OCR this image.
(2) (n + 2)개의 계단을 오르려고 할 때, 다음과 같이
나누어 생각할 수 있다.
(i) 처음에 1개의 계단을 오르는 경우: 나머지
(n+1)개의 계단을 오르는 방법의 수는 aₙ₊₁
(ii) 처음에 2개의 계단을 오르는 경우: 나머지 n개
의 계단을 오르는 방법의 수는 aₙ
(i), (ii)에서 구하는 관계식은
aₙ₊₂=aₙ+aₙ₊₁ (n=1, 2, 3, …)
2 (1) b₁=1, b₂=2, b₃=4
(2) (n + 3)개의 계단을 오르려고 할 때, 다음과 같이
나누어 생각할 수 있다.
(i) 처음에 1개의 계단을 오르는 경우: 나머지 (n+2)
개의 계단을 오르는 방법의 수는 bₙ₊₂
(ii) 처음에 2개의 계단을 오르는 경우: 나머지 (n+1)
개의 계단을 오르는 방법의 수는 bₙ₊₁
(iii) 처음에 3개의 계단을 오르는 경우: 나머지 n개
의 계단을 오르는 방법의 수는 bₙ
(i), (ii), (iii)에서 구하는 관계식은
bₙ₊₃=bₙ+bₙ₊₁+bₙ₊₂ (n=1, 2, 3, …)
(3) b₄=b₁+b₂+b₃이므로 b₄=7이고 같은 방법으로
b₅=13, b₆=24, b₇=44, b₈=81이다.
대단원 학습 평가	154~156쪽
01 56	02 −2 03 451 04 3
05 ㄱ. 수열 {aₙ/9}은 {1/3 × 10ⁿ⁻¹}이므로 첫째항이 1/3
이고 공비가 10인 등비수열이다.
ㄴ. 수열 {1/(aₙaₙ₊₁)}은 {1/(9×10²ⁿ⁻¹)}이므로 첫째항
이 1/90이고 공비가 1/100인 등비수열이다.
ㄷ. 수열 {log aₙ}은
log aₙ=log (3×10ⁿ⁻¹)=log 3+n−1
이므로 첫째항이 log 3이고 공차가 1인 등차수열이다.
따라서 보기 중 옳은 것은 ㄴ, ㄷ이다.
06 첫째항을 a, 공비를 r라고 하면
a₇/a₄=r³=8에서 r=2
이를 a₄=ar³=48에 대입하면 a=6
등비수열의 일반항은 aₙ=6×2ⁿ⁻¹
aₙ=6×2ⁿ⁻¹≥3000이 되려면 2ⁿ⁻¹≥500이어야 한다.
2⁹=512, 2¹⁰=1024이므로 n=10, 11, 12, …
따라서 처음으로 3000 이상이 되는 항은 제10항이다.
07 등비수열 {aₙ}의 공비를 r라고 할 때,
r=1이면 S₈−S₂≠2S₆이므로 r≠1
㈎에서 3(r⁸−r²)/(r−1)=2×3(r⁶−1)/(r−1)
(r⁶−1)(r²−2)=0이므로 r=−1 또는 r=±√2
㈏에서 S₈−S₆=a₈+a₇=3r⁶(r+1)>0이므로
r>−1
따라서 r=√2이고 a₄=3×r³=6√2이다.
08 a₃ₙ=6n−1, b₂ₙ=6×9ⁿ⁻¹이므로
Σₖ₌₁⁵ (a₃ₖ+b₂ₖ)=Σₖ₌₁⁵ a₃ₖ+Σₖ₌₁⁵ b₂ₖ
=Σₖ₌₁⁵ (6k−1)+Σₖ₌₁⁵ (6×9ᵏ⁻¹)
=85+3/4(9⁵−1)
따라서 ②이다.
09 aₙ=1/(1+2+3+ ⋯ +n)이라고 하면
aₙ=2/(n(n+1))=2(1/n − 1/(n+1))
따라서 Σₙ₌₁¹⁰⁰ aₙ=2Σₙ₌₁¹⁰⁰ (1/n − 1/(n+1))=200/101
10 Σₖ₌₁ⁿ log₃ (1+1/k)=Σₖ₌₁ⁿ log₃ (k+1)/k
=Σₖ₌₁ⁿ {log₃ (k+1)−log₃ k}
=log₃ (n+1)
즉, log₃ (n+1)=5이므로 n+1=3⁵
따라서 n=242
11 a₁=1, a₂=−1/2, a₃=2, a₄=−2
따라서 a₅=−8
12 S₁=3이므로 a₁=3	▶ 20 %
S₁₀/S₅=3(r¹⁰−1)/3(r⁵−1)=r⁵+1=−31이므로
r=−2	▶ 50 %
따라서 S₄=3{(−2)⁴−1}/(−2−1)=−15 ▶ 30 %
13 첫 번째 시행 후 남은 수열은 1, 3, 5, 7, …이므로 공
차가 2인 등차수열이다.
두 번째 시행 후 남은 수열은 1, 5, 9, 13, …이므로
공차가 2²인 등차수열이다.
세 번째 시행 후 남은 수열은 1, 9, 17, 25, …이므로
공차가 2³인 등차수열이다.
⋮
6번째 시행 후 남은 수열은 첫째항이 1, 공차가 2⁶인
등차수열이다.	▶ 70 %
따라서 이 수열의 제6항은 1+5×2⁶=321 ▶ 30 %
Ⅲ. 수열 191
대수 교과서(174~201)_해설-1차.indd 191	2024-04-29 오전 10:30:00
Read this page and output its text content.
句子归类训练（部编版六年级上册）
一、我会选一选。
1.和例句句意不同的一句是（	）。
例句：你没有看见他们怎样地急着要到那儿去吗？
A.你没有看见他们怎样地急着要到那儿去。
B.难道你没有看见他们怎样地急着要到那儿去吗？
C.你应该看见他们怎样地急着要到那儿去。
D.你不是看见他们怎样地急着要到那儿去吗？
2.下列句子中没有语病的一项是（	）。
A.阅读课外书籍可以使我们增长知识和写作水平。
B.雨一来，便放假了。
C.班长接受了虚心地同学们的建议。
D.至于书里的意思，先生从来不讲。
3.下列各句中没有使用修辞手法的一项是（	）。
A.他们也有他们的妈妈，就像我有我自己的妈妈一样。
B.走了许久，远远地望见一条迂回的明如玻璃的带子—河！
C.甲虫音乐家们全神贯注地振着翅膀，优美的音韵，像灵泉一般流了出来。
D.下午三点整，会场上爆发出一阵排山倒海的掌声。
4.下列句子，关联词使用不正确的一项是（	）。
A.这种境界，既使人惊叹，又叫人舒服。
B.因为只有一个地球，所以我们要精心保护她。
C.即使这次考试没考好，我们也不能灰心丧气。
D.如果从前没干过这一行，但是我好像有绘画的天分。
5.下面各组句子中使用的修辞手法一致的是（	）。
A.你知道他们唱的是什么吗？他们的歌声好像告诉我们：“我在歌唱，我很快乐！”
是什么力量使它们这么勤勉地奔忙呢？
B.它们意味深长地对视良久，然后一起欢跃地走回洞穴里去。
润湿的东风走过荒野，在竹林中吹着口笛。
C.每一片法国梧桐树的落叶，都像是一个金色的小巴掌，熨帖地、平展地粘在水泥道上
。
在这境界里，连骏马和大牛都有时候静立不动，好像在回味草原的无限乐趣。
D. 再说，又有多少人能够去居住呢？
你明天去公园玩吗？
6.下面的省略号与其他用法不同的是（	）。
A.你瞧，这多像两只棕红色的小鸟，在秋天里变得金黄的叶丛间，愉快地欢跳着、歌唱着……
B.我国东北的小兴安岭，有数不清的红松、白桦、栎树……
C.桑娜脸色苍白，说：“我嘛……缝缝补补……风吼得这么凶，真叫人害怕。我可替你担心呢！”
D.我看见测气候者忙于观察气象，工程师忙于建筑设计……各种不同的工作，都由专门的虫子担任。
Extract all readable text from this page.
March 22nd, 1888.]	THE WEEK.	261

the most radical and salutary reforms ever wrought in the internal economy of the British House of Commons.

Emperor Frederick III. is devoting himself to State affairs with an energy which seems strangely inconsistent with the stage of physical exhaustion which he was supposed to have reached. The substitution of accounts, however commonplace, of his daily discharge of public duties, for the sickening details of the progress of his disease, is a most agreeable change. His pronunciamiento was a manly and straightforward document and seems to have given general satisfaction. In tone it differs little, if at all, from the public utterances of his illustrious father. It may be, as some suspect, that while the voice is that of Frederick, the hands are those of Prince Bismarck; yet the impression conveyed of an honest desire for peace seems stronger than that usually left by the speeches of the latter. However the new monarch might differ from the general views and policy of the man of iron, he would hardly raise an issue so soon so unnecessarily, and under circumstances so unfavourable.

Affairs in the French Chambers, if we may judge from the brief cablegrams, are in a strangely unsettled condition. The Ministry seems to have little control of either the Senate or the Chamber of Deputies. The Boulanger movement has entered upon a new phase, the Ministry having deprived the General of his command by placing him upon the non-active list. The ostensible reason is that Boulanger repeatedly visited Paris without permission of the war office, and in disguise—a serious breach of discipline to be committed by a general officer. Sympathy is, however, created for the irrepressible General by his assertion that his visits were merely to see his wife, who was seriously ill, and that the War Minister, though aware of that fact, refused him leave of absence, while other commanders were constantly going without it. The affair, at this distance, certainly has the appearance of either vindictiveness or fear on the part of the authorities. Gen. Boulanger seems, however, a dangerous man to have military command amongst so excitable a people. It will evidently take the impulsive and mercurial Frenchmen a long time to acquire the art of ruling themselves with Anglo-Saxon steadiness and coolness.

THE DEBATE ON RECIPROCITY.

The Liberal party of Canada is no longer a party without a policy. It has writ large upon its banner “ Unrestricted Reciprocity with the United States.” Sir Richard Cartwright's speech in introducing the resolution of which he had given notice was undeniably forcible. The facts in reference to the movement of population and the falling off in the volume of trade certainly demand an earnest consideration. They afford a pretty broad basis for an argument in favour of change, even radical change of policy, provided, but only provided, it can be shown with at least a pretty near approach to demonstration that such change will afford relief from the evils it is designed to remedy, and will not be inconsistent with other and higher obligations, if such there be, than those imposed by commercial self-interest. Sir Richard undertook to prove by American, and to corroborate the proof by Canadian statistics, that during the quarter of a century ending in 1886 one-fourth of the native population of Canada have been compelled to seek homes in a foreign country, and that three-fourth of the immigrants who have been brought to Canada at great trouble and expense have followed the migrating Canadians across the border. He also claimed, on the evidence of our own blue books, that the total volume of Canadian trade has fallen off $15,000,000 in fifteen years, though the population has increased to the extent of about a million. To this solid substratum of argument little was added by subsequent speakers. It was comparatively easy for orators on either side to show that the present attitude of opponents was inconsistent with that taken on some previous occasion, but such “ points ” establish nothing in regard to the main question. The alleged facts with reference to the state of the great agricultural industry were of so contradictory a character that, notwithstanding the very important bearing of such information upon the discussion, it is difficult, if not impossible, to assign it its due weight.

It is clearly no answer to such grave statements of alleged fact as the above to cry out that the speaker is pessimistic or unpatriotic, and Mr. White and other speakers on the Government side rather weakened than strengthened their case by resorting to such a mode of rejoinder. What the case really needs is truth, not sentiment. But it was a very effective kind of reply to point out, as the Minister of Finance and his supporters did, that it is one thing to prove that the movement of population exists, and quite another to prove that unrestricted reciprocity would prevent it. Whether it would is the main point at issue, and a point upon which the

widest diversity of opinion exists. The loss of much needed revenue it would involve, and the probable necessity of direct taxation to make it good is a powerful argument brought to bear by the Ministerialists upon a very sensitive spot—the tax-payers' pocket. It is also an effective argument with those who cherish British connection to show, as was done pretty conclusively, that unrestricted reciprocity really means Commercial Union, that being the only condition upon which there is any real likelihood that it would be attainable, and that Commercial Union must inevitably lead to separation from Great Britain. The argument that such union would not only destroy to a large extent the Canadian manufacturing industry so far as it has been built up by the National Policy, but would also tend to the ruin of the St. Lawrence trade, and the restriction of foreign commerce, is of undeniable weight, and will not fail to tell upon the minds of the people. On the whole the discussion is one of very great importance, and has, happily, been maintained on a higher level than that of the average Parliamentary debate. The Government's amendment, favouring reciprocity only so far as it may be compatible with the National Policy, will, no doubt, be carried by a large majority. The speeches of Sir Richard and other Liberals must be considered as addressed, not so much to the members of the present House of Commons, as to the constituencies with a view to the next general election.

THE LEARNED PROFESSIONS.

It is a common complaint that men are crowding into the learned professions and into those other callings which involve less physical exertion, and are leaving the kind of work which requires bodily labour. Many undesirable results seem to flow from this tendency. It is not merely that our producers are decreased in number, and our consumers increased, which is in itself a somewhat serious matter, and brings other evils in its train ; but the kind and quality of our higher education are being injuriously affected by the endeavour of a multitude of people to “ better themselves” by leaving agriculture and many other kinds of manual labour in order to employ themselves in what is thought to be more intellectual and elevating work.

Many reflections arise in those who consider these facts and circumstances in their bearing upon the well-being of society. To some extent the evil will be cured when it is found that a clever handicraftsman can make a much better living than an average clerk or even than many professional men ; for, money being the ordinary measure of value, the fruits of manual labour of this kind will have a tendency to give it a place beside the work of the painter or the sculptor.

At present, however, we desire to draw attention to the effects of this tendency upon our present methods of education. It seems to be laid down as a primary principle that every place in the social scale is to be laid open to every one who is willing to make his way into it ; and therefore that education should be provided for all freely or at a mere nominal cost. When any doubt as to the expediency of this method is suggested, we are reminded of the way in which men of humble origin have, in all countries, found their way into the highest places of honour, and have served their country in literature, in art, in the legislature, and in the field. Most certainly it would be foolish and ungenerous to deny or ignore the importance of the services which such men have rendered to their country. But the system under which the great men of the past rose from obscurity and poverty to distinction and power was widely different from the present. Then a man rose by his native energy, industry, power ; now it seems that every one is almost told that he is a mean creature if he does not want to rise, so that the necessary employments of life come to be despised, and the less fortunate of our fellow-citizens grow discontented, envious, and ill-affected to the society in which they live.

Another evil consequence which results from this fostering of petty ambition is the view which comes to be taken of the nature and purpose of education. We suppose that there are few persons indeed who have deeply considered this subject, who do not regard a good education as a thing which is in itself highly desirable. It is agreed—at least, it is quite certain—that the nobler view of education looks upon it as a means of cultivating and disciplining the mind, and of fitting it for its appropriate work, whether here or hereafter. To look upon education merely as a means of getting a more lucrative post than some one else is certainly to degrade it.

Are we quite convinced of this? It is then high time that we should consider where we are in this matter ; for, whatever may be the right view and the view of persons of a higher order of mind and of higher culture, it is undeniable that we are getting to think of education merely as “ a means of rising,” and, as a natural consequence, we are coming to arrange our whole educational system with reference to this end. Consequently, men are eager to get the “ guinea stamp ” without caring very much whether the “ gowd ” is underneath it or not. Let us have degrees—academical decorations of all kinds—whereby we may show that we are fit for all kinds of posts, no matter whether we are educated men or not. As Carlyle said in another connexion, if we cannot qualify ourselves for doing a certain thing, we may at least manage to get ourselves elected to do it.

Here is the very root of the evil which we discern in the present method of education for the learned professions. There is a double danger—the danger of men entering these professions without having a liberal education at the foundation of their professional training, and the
------------------------------------------------------------
CHALLENGE: Report only how many lines in the records contain the word "오르려고".

RESULT FOR THIS EXERCISE: 2